/---
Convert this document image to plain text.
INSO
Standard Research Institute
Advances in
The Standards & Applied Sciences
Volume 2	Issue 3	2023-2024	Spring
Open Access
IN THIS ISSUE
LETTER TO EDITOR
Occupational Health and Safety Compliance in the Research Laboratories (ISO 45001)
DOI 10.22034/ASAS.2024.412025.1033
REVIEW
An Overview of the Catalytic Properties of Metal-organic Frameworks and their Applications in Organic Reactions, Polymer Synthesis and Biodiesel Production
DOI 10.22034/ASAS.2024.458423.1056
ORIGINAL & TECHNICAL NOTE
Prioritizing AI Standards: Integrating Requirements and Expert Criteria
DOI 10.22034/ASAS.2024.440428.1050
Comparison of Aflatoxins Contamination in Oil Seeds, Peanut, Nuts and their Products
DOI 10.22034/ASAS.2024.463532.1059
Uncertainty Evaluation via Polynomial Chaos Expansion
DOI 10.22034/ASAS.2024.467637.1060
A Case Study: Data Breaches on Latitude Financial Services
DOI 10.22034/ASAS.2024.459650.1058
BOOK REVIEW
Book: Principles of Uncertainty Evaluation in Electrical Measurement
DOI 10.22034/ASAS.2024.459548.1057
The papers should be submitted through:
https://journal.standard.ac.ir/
\---
**WHAT IS BEING ASKED:** Send back every record, precisely as written.

**TASK SOLUTION:**
Convert this document image to plain text.
INSO
Standard Research Institute
Advances in
The Standards & Applied Sciences
Volume 2	Issue 3	2023-2024	Spring
Open Access
IN THIS ISSUE
LETTER TO EDITOR
Occupational Health and Safety Compliance in the Research Laboratories (ISO 45001)
DOI 10.22034/ASAS.2024.412025.1033
REVIEW
An Overview of the Catalytic Properties of Metal-organic Frameworks and their Applications in Organic Reactions, Polymer Synthesis and Biodiesel Production
DOI 10.22034/ASAS.2024.458423.1056
ORIGINAL & TECHNICAL NOTE
Prioritizing AI Standards: Integrating Requirements and Expert Criteria
DOI 10.22034/ASAS.2024.440428.1050
Comparison of Aflatoxins Contamination in Oil Seeds, Peanut, Nuts and their Products
DOI 10.22034/ASAS.2024.463532.1059
Uncertainty Evaluation via Polynomial Chaos Expansion
DOI 10.22034/ASAS.2024.467637.1060
A Case Study: Data Breaches on Latitude Financial Services
DOI 10.22034/ASAS.2024.459650.1058
BOOK REVIEW
Book: Principles of Uncertainty Evaluation in Electrical Measurement
DOI 10.22034/ASAS.2024.459548.1057
The papers should be submitted through:
https://journal.standard.ac.ir/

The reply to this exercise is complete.